Dataset entries:

============================================================

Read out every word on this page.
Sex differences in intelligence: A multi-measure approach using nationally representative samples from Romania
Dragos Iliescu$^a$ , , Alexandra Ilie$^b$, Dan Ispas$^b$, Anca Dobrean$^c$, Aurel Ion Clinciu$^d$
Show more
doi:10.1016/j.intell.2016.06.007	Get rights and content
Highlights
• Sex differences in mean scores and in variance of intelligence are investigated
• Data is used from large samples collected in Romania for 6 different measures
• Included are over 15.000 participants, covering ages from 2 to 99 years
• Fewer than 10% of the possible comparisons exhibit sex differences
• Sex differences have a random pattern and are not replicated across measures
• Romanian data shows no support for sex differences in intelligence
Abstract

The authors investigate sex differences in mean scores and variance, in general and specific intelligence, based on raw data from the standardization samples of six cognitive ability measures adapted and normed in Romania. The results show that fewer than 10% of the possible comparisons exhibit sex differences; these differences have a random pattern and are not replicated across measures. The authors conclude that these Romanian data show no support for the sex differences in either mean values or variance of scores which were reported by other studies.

============================================================

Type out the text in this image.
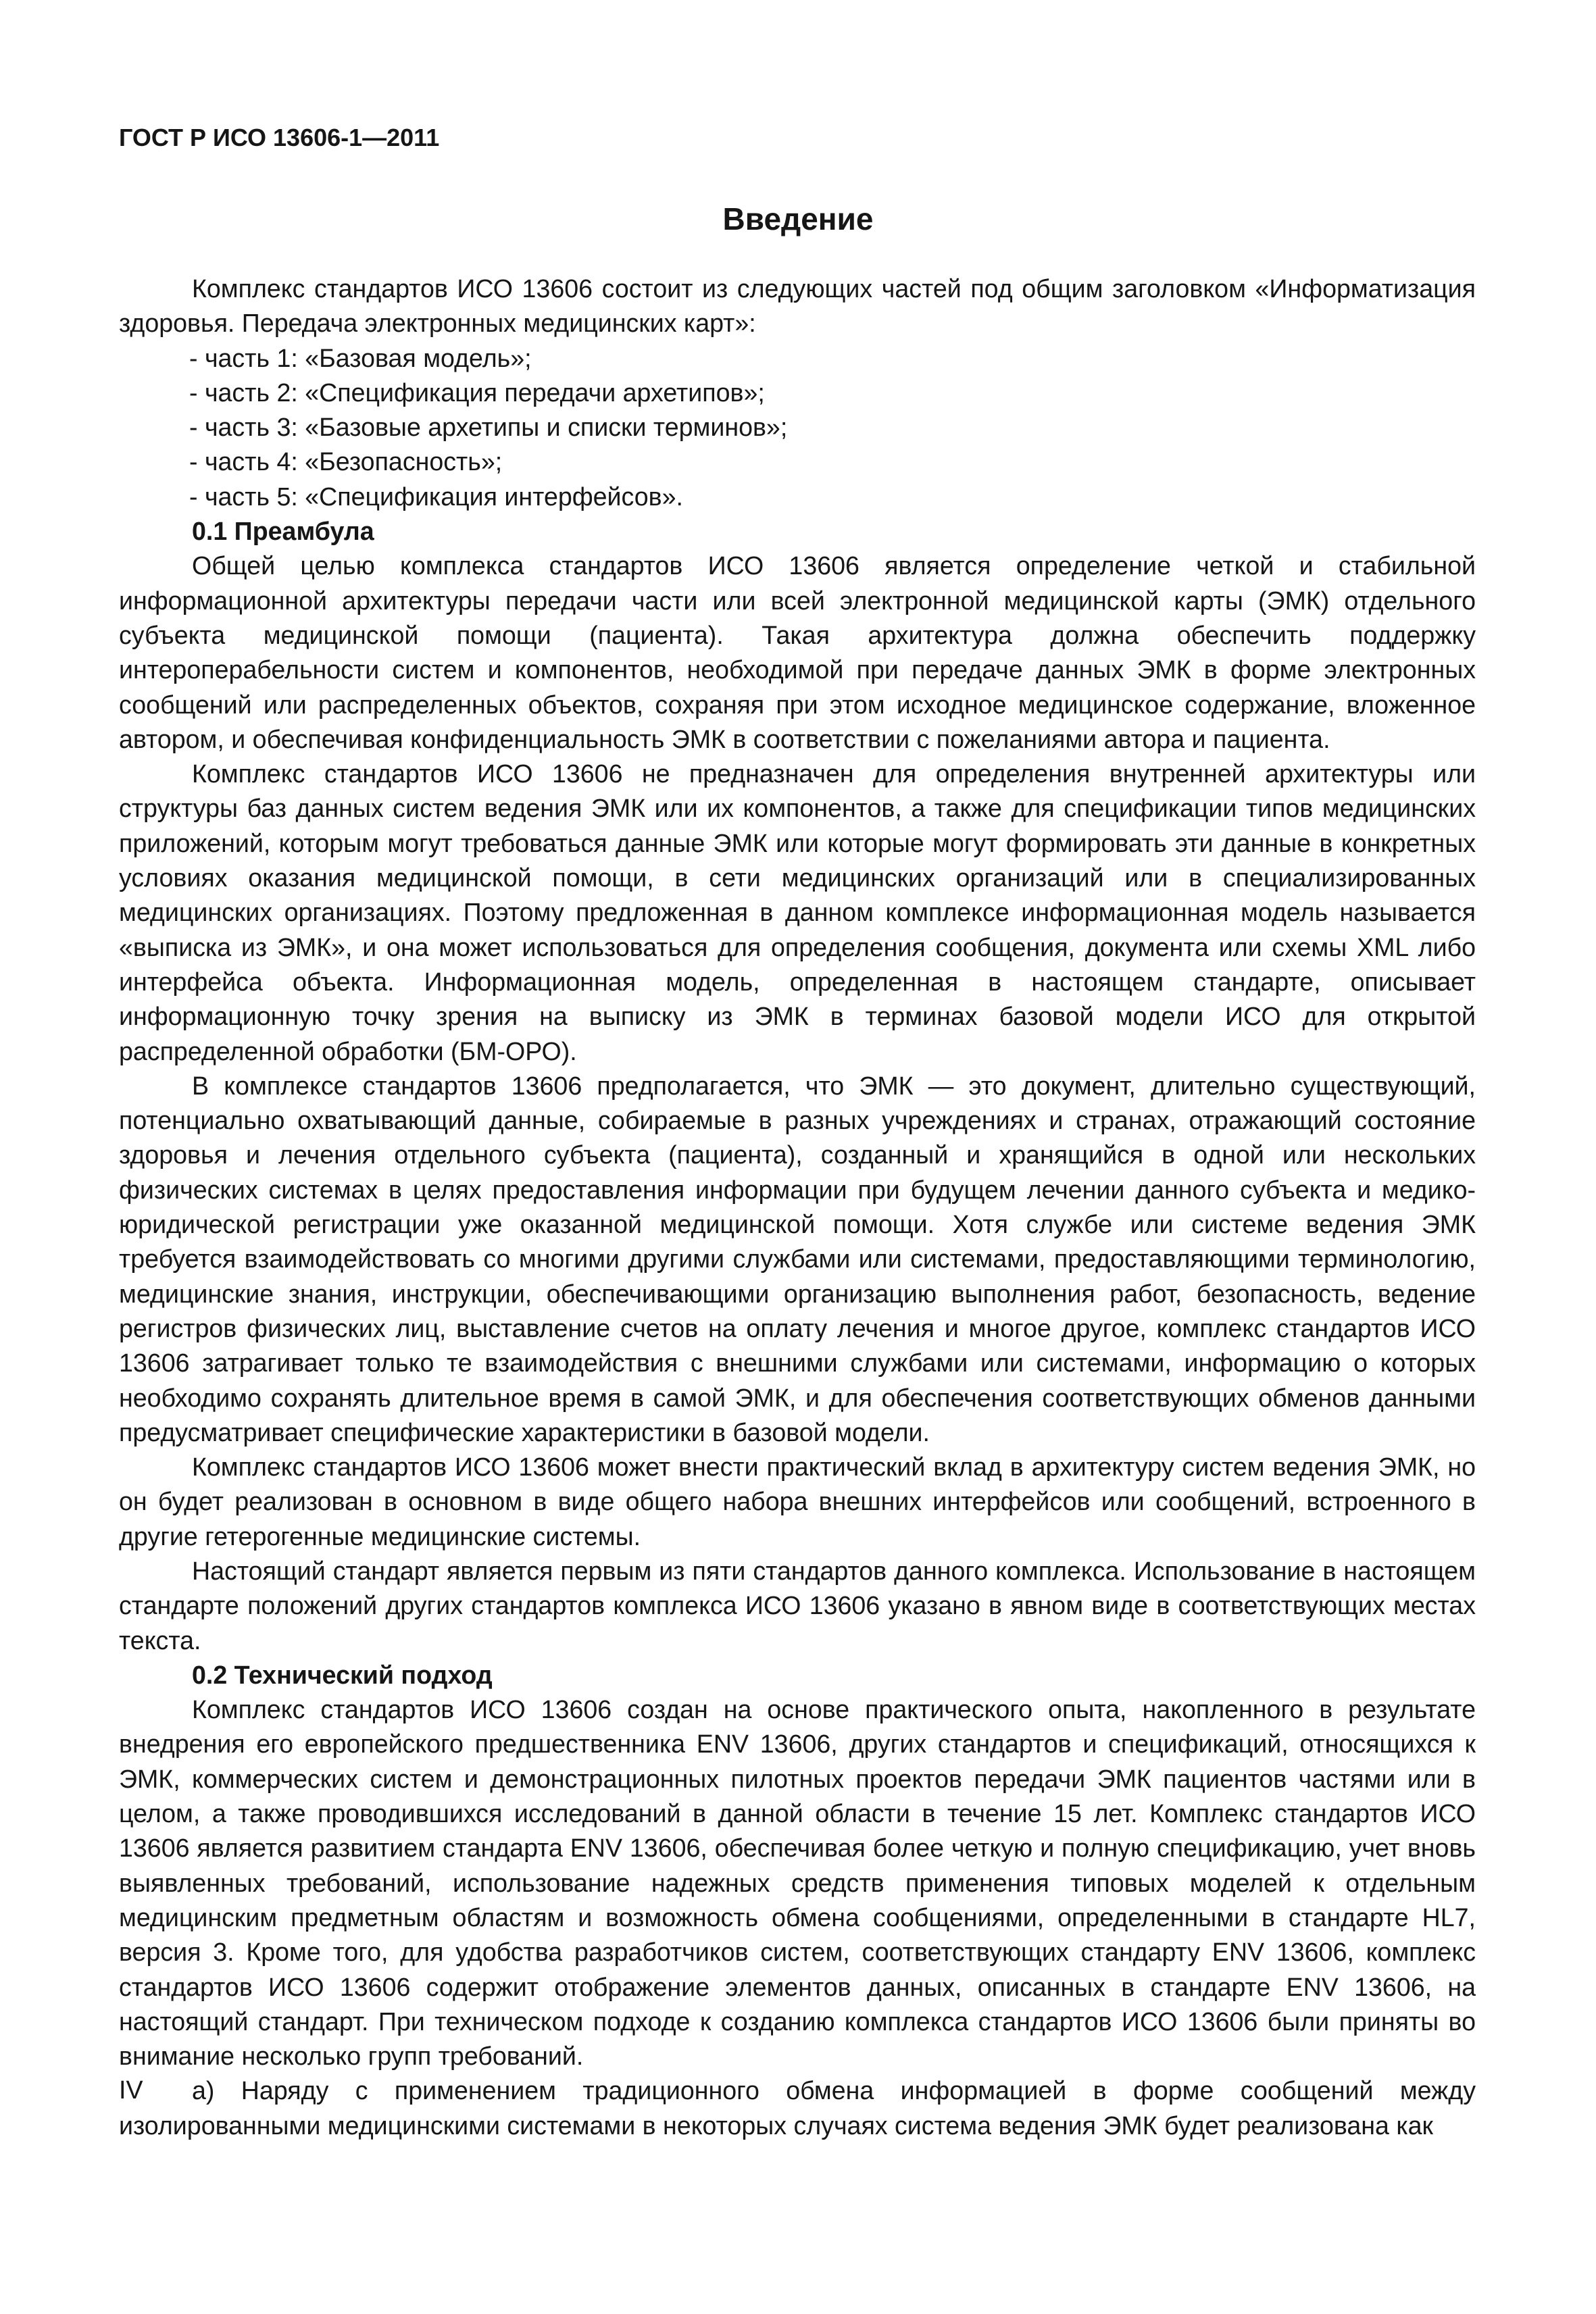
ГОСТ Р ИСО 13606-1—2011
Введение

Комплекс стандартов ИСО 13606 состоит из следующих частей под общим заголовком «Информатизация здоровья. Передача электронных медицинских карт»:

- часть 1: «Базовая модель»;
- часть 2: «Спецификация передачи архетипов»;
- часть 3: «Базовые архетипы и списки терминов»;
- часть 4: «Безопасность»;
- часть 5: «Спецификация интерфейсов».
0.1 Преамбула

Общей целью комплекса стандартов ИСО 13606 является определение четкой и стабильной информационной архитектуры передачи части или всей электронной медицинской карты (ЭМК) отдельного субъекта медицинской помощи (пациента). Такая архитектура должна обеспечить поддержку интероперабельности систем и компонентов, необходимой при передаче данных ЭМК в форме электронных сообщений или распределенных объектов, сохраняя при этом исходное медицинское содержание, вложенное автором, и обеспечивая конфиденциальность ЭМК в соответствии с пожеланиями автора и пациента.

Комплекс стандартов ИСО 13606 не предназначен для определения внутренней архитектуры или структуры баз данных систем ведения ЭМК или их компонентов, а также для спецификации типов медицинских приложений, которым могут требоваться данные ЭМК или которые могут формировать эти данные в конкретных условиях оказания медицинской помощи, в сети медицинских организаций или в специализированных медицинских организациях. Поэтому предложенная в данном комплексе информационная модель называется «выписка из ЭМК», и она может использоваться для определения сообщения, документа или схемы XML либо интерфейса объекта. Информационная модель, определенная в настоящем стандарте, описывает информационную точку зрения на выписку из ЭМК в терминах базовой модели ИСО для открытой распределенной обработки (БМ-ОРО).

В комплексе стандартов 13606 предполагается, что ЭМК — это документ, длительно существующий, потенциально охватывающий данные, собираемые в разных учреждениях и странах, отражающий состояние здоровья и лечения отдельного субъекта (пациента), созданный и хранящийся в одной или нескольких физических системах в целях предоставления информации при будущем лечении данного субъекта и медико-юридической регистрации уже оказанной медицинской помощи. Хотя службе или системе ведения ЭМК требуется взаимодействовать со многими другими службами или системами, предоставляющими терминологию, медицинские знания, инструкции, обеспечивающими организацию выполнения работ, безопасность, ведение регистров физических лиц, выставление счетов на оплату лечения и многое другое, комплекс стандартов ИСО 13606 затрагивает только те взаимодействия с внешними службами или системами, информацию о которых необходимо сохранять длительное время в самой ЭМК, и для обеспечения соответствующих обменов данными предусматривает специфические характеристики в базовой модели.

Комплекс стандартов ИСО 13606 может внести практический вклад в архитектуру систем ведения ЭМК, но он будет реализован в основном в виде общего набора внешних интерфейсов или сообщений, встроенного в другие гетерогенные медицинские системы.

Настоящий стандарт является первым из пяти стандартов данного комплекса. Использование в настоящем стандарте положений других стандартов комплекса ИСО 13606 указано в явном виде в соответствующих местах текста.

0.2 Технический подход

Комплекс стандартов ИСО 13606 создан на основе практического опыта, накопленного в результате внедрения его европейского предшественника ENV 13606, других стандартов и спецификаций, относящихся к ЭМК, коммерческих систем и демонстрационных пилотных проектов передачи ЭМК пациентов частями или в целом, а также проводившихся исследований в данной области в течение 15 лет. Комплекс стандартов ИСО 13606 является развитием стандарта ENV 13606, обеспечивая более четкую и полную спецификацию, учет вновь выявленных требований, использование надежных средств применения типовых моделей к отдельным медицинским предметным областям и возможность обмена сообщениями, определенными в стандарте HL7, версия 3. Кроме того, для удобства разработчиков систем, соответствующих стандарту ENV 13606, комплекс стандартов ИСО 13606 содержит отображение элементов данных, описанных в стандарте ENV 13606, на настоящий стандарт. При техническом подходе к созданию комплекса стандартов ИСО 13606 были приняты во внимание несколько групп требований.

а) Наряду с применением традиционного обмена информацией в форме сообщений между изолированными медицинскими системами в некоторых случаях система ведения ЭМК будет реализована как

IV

============================================================

### TASK
Read the data above. Pull out each line in which the string "comparisons" appears.

### EXERCISE RESULT
• Fewer than 10% of the possible comparisons exhibit sex differences
The authors investigate sex differences in mean scores and variance, in general and specific intelligence, based on raw data from the standardization samples of six cognitive ability measures adapted and normed in Romania. The results show that fewer than 10% of the possible comparisons exhibit sex differences; these differences have a random pattern and are not replicated across measures. The authors conclude that these Romanian data show no support for the sex differences in either mean values or variance of scores which were reported by other studies.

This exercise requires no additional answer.